-- begin --
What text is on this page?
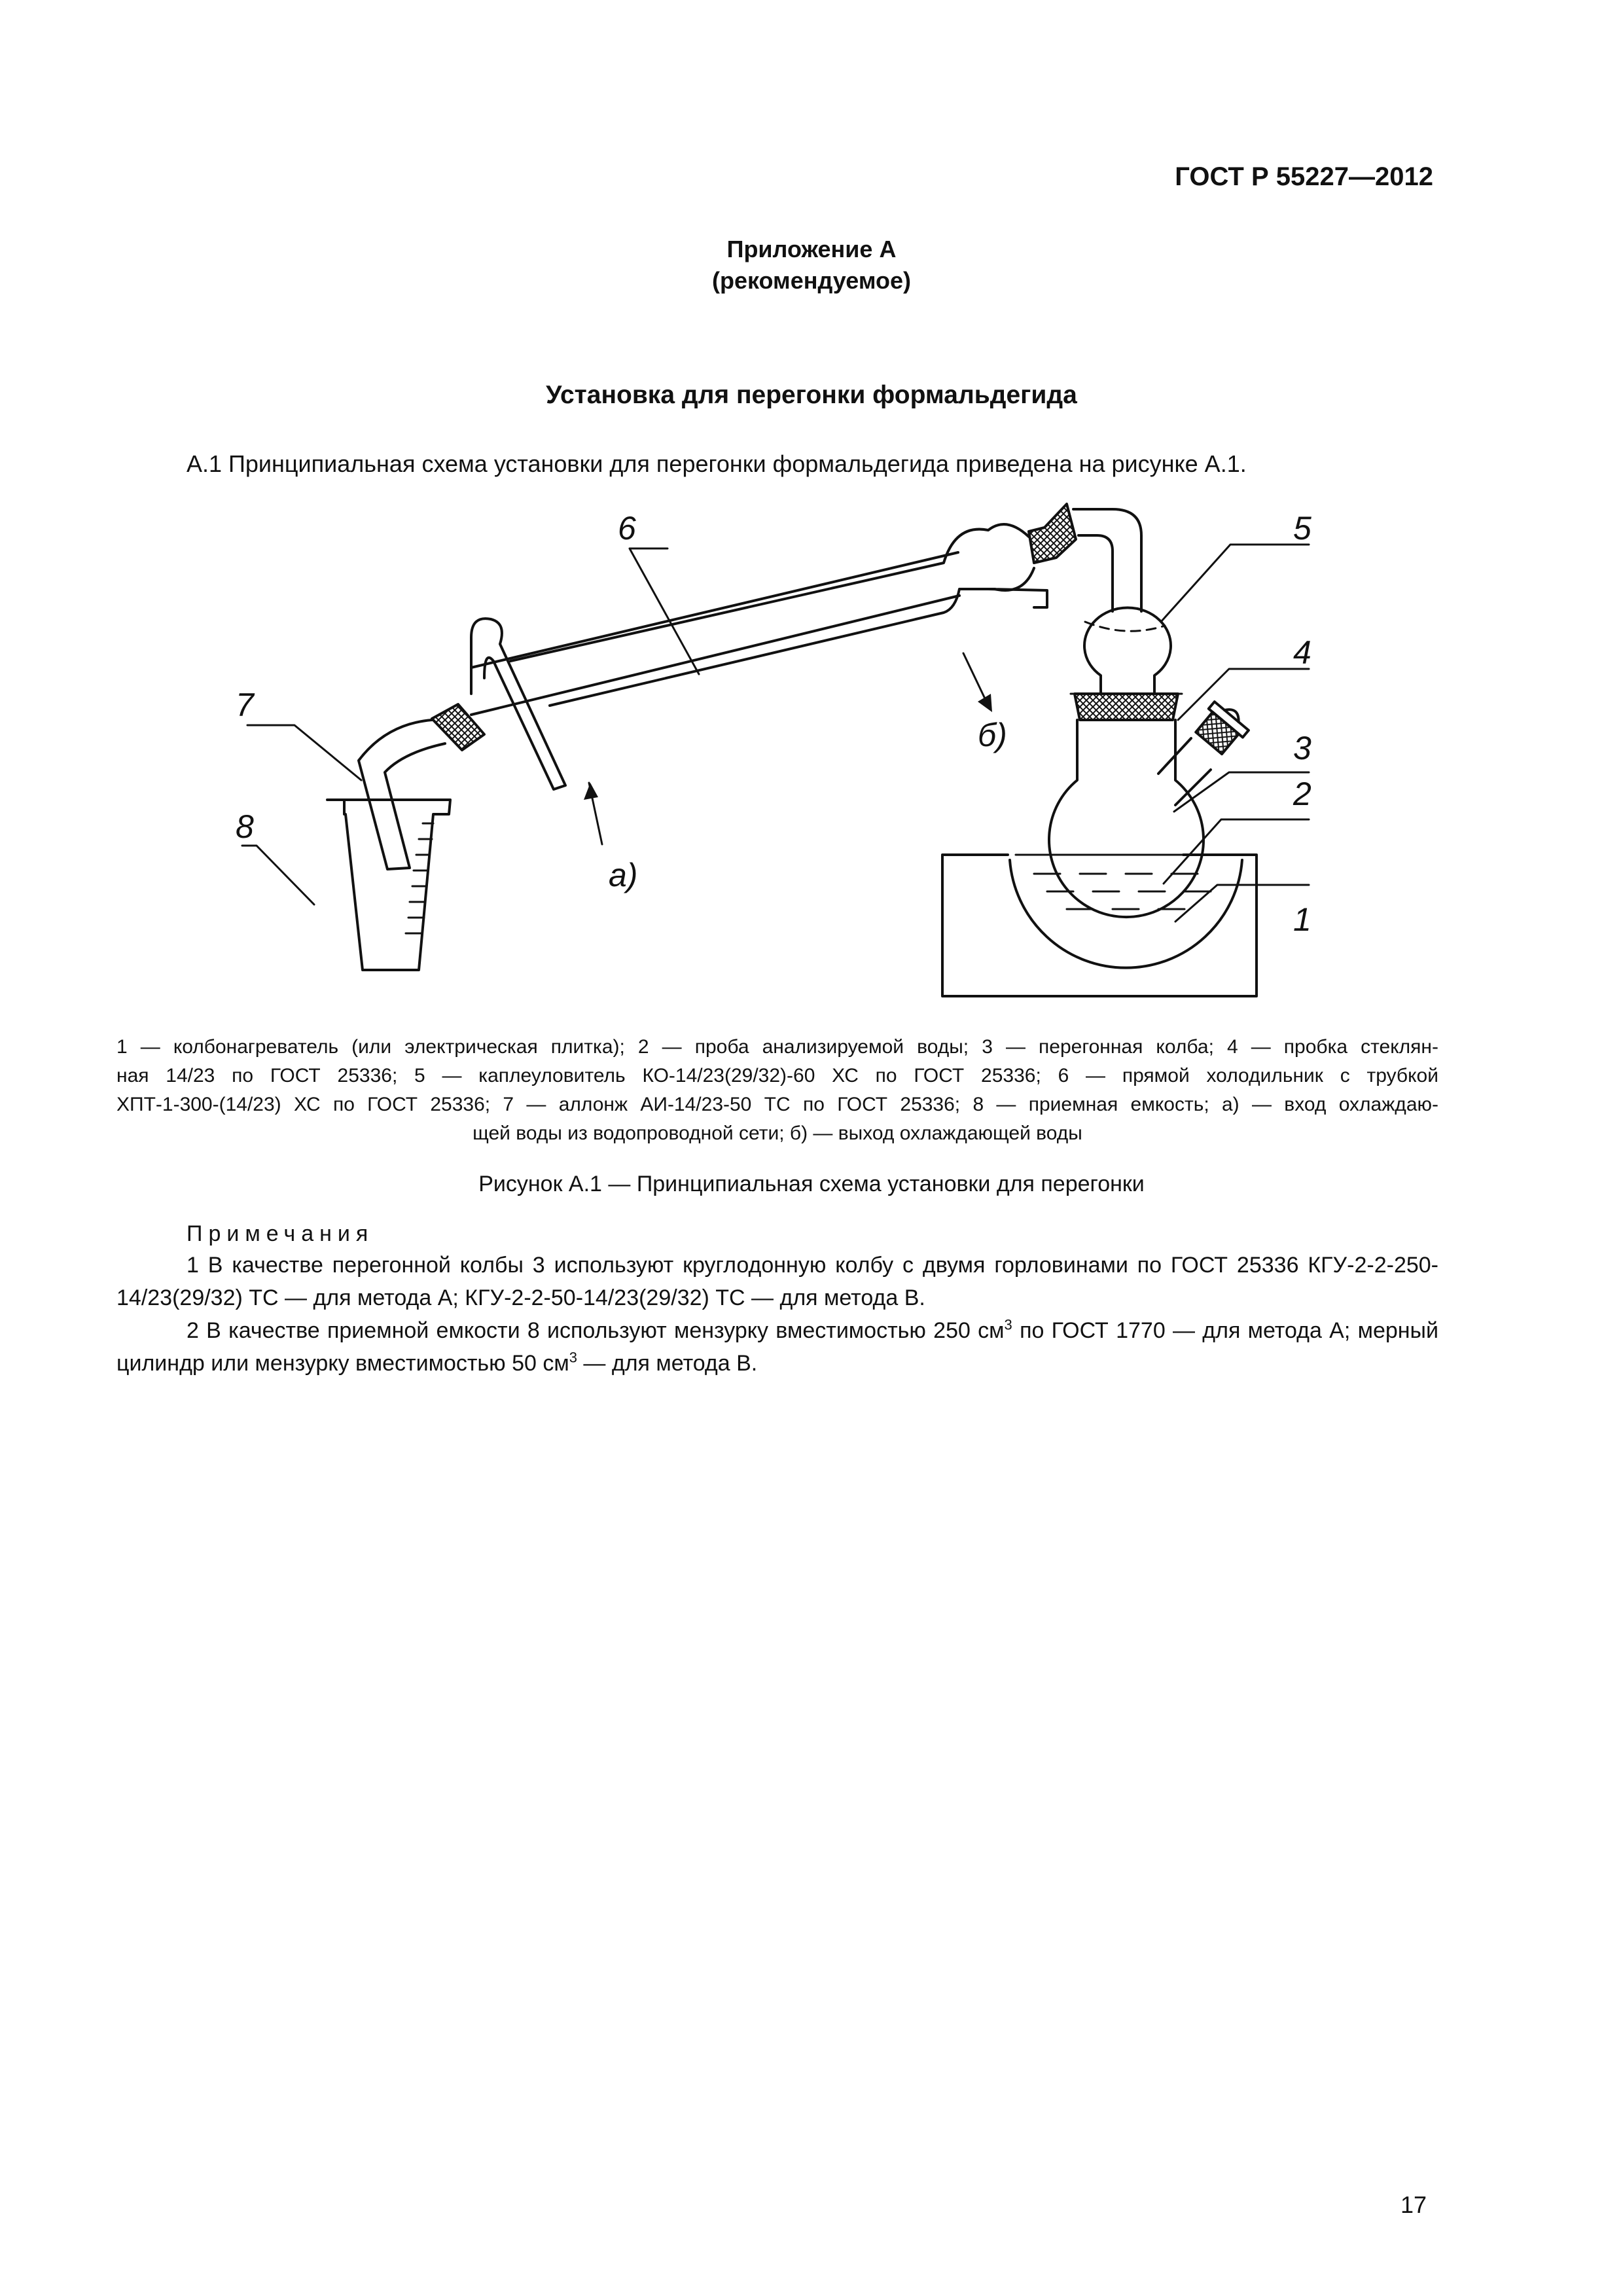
ГОСТ Р 55227—2012
Приложение А
(рекомендуемое)
Установка для перегонки формальдегида
А.1 Принципиальная схема установки для перегонки формальдегида приведена на рисунке А.1.
1
2
3
4
5
6
7
8
а)
б)
1 — колбонагреватель (или электрическая плитка); 2 — проба анализируемой воды; 3 — перегонная колба; 4 — пробка стеклян-
ная 14/23 по ГОСТ 25336; 5 — каплеуловитель КО-14/23(29/32)-60 ХС по ГОСТ 25336; 6 — прямой холодильник с трубкой
ХПТ-1-300-(14/23) ХС по ГОСТ 25336; 7 — аллонж АИ-14/23-50 ТС по ГОСТ 25336; 8 — приемная емкость; а) — вход охлаждаю-
щей воды из водопроводной сети; б) — выход охлаждающей воды
Рисунок А.1 — Принципиальная схема установки для перегонки
Примечания
1 В качестве перегонной колбы 3 используют круглодонную колбу с двумя горловинами по ГОСТ 25336 КГУ-2-2-250-14/23(29/32) ТС — для метода А; КГУ-2-2-50-14/23(29/32) ТС — для метода В.
2 В качестве приемной емкости 8 используют мензурку вместимостью 250 $см^3$ по ГОСТ 1770 — для метода А; мерный цилиндр или мензурку вместимостью 50 $см^3$ — для метода В.
17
-- end --
▶ TO DO
Report how many lines in this data include the string "установки", and nothing else.

▶ COMPLETE OUTPUT
2